:: Data records ::
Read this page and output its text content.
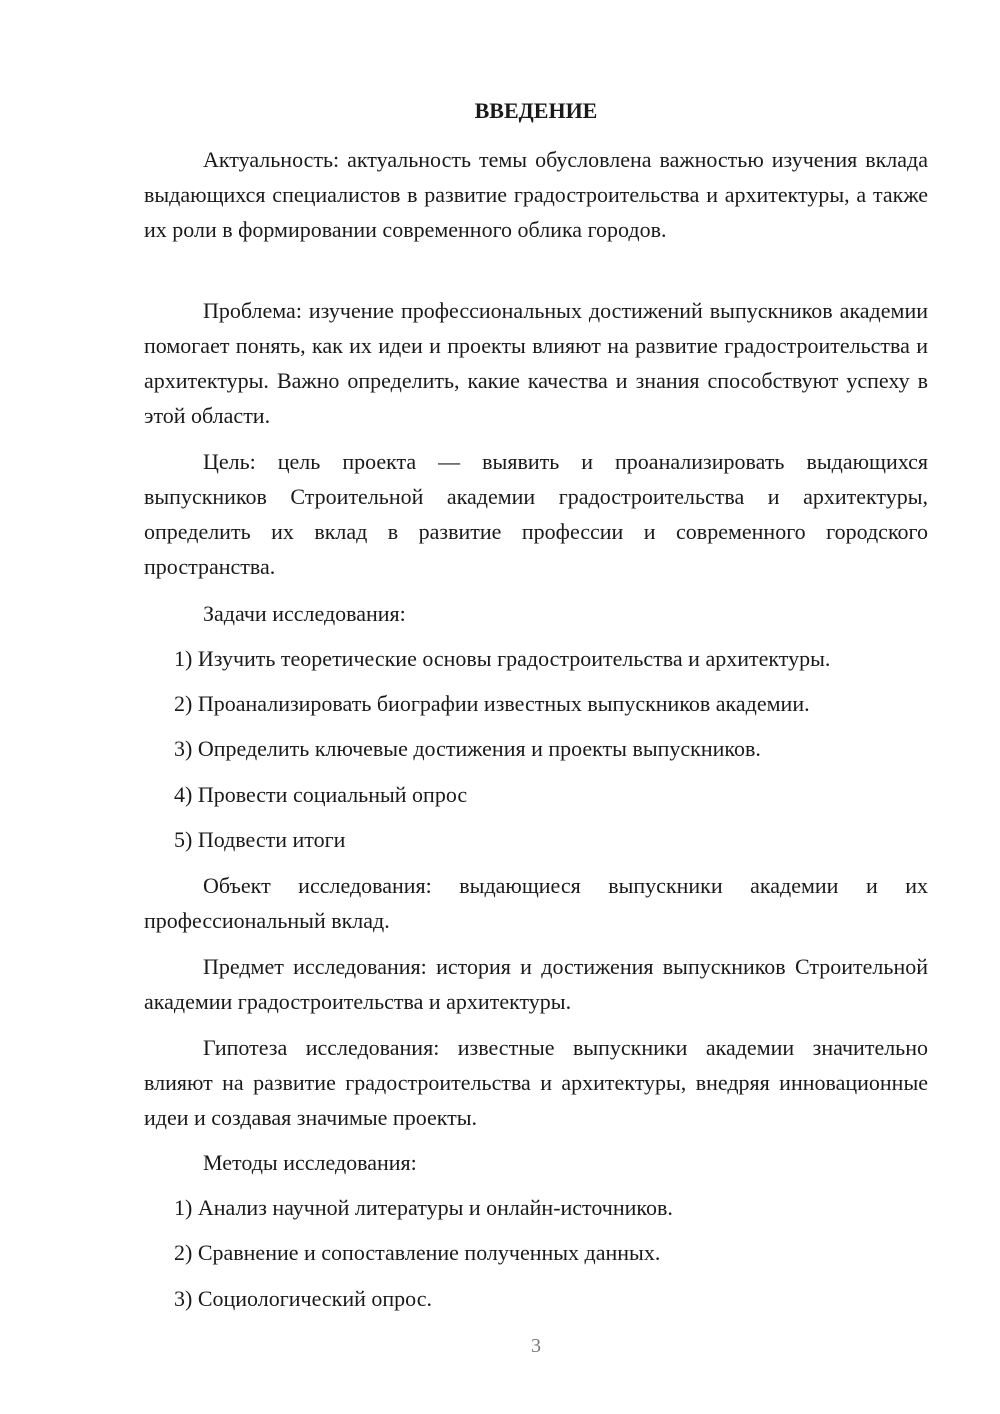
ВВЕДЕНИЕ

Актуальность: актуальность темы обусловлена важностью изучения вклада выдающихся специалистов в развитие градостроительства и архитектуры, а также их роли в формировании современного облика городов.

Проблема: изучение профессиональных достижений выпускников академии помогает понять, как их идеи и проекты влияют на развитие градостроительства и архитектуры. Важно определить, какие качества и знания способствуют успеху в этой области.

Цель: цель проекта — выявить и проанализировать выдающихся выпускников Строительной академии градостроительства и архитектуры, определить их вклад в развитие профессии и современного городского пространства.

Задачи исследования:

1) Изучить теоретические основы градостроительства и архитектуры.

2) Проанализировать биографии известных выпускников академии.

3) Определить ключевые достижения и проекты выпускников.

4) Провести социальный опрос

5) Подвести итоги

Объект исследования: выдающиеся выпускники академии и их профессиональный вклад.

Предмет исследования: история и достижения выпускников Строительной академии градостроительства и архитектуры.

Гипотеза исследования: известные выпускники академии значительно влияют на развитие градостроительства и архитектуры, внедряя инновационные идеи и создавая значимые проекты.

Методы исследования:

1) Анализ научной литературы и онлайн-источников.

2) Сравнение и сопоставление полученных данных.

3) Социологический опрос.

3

:: What this task involves ::
Which lines contain the word "исследования"? Copy each one.

:: Expected output ::
Задачи исследования:
Объект исследования: выдающиеся выпускники академии и их профессиональный вклад.
Предмет исследования: история и достижения выпускников Строительной академии градостроительства и архитектуры.
Гипотеза исследования: известные выпускники академии значительно влияют на развитие градостроительства и архитектуры, внедряя инновационные идеи и создавая значимые проекты.
Методы исследования:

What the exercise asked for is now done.